**Goal of the exercise:**
Reproduce the data below in full and exclude every picture.

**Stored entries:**

BEGIN

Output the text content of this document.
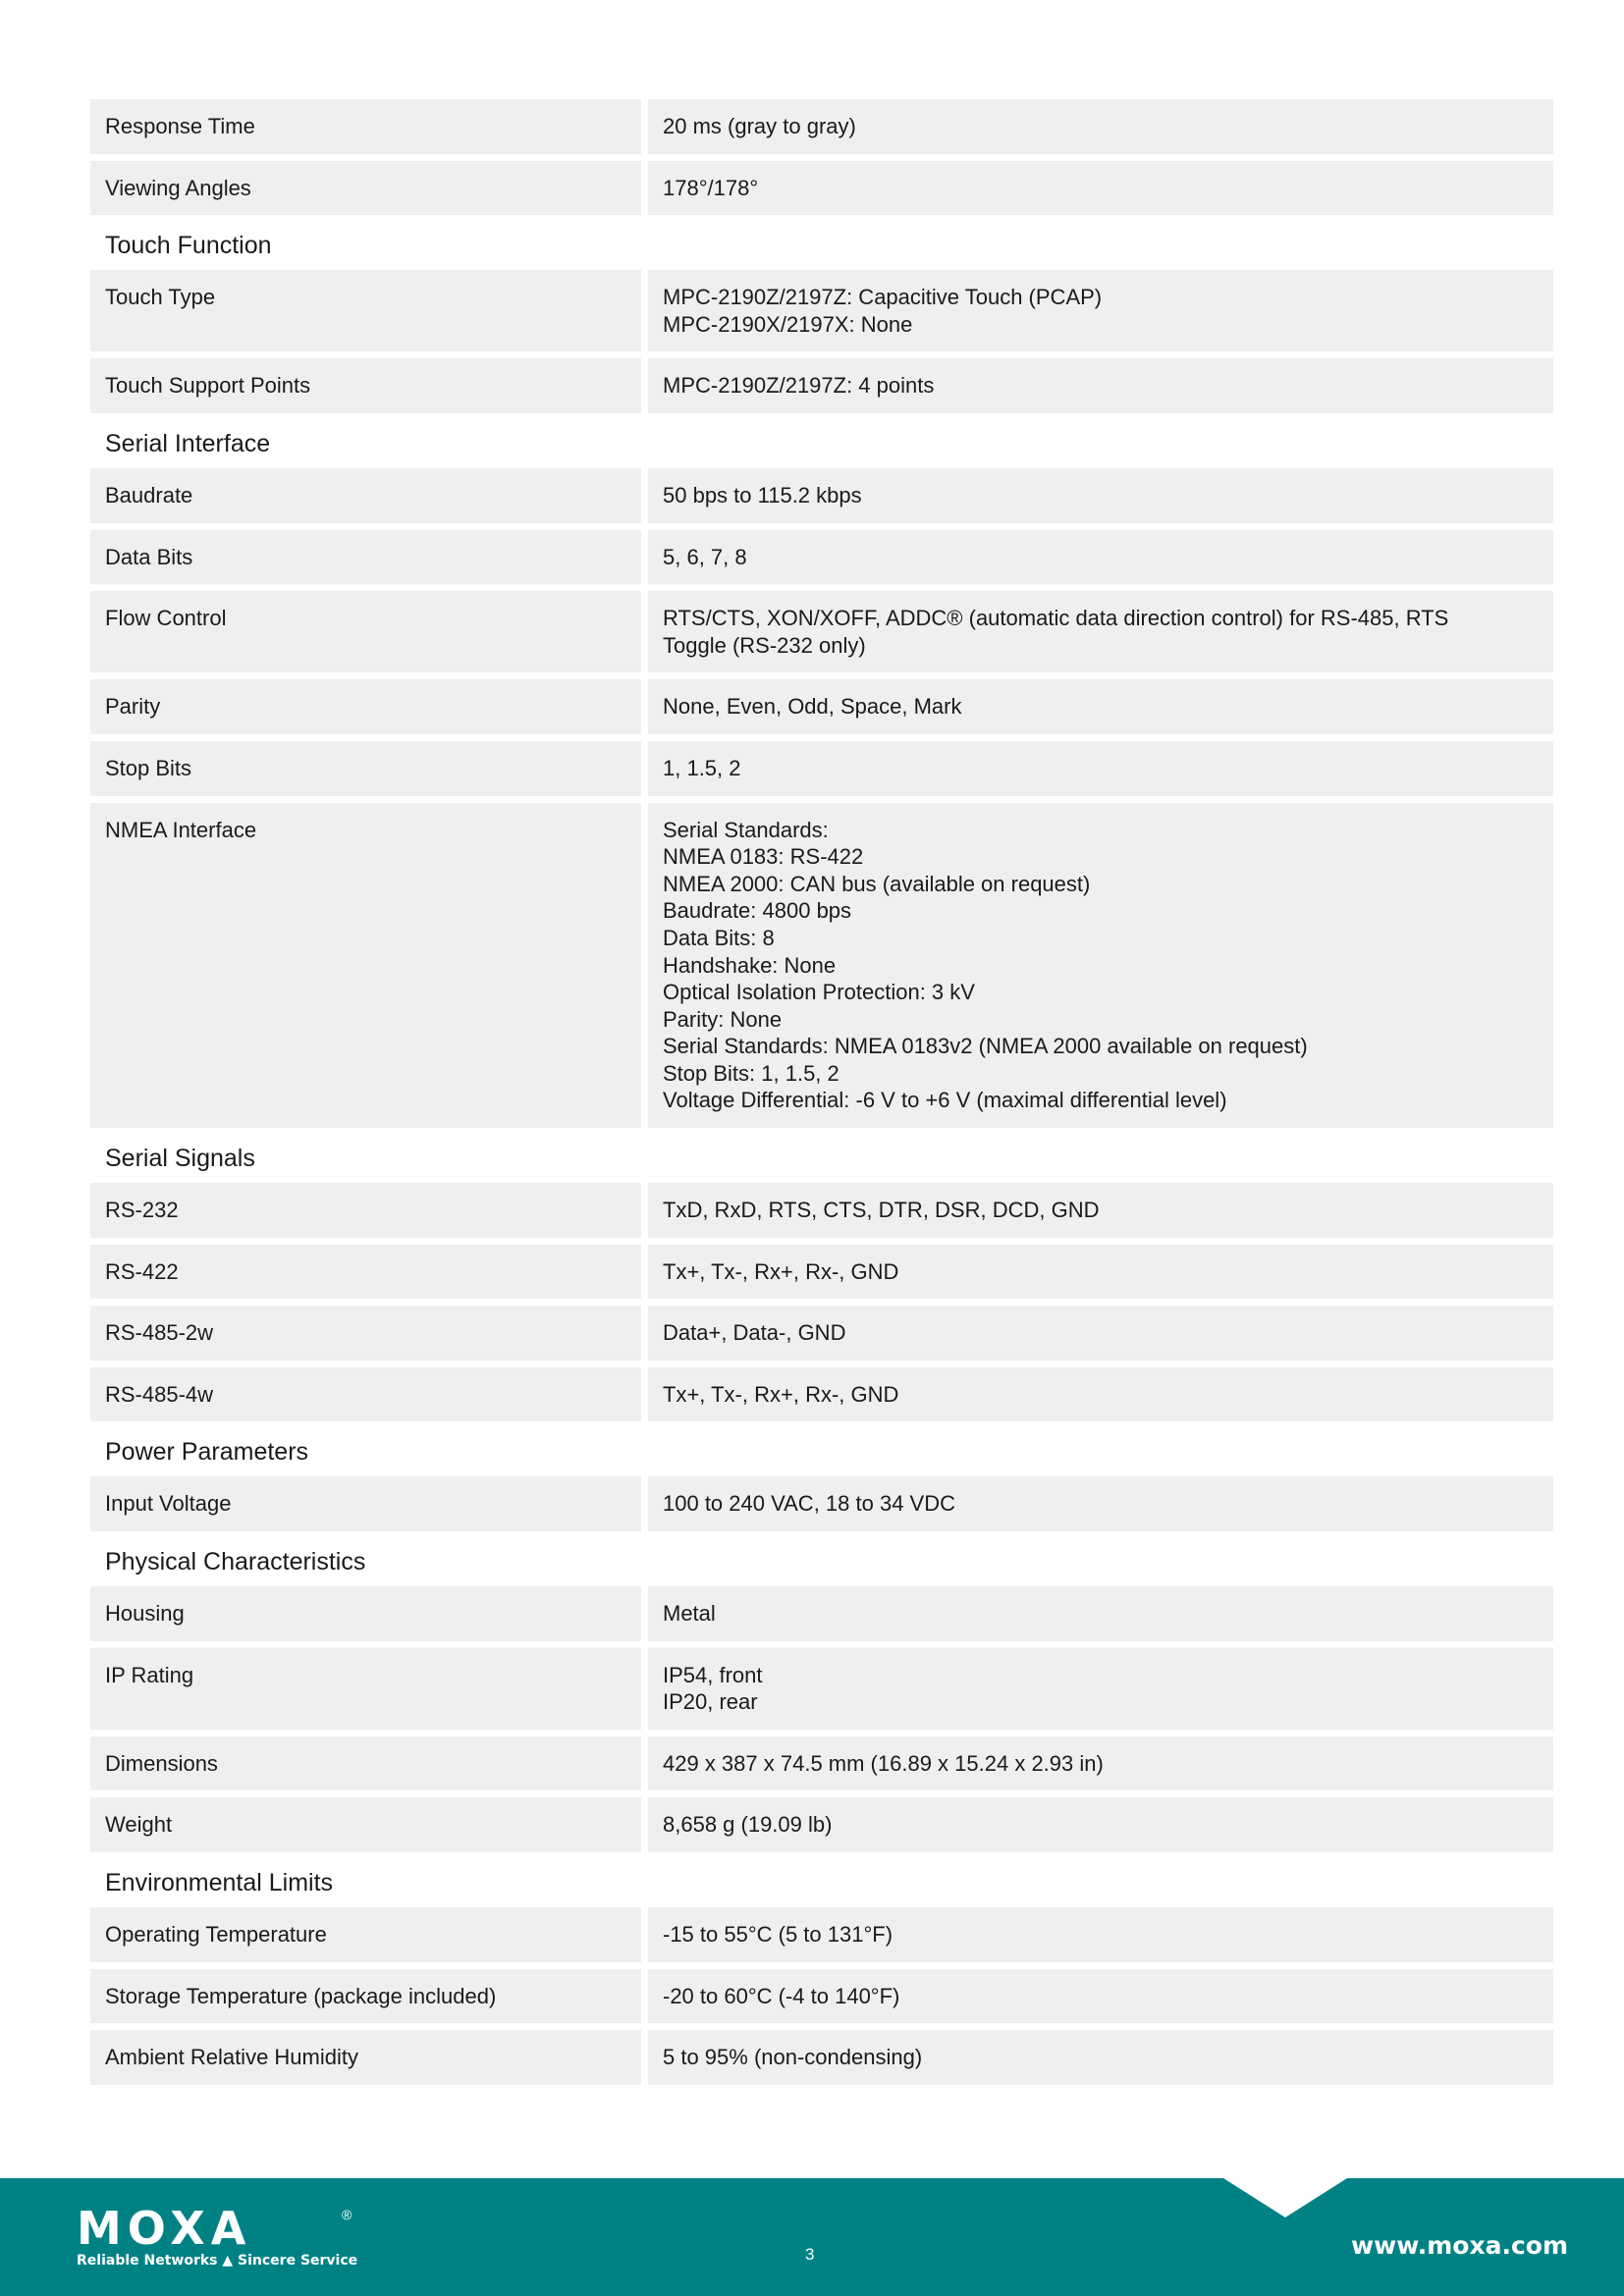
Response Time	20 ms (gray to gray)
Viewing Angles	178°/178°
Touch Function
Touch Type	MPC-2190Z/2197Z: Capacitive Touch (PCAP)
MPC-2190X/2197X: None
Touch Support Points	MPC-2190Z/2197Z: 4 points
Serial Interface
Baudrate	50 bps to 115.2 kbps
Data Bits	5, 6, 7, 8
Flow Control	RTS/CTS, XON/XOFF, ADDC® (automatic data direction control) for RS-485, RTS
Toggle (RS-232 only)
Parity	None, Even, Odd, Space, Mark
Stop Bits	1, 1.5, 2
NMEA Interface	Serial Standards:
NMEA 0183: RS-422
NMEA 2000: CAN bus (available on request)
Baudrate: 4800 bps
Data Bits: 8
Handshake: None
Optical Isolation Protection: 3 kV
Parity: None
Serial Standards: NMEA 0183v2 (NMEA 2000 available on request)
Stop Bits: 1, 1.5, 2
Voltage Differential: -6 V to +6 V (maximal differential level)
Serial Signals
RS-232	TxD, RxD, RTS, CTS, DTR, DSR, DCD, GND
RS-422	Tx+, Tx-, Rx+, Rx-, GND
RS-485-2w	Data+, Data-, GND
RS-485-4w	Tx+, Tx-, Rx+, Rx-, GND
Power Parameters
Input Voltage	100 to 240 VAC, 18 to 34 VDC
Physical Characteristics
Housing	Metal
IP Rating	IP54, front
IP20, rear
Dimensions	429 x 387 x 74.5 mm (16.89 x 15.24 x 2.93 in)
Weight	8,658 g (19.09 lb)
Environmental Limits
Operating Temperature	-15 to 55°C (5 to 131°F)
Storage Temperature (package included)	-20 to 60°C (-4 to 140°F)
Ambient Relative Humidity	5 to 95% (non-condensing)
MOXA	®
Reliable Networks ▲ Sincere Service	3	www.moxa.com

END

**Output of the exercise:**
Output the text content of this document.
Response Time	20 ms (gray to gray)
Viewing Angles	178°/178°
Touch Function
Touch Type	MPC-2190Z/2197Z: Capacitive Touch (PCAP)
MPC-2190X/2197X: None
Touch Support Points	MPC-2190Z/2197Z: 4 points
Serial Interface
Baudrate	50 bps to 115.2 kbps
Data Bits	5, 6, 7, 8
Flow Control	RTS/CTS, XON/XOFF, ADDC® (automatic data direction control) for RS-485, RTS
Toggle (RS-232 only)
Parity	None, Even, Odd, Space, Mark
Stop Bits	1, 1.5, 2
NMEA Interface	Serial Standards:
NMEA 0183: RS-422
NMEA 2000: CAN bus (available on request)
Baudrate: 4800 bps
Data Bits: 8
Handshake: None
Optical Isolation Protection: 3 kV
Parity: None
Serial Standards: NMEA 0183v2 (NMEA 2000 available on request)
Stop Bits: 1, 1.5, 2
Voltage Differential: -6 V to +6 V (maximal differential level)
Serial Signals
RS-232	TxD, RxD, RTS, CTS, DTR, DSR, DCD, GND
RS-422	Tx+, Tx-, Rx+, Rx-, GND
RS-485-2w	Data+, Data-, GND
RS-485-4w	Tx+, Tx-, Rx+, Rx-, GND
Power Parameters
Input Voltage	100 to 240 VAC, 18 to 34 VDC
Physical Characteristics
Housing	Metal
IP Rating	IP54, front
IP20, rear
Dimensions	429 x 387 x 74.5 mm (16.89 x 15.24 x 2.93 in)
Weight	8,658 g (19.09 lb)
Environmental Limits
Operating Temperature	-15 to 55°C (5 to 131°F)
Storage Temperature (package included)	-20 to 60°C (-4 to 140°F)
Ambient Relative Humidity	5 to 95% (non-condensing)
MOXA	®
Reliable Networks ▲ Sincere Service	3	www.moxa.com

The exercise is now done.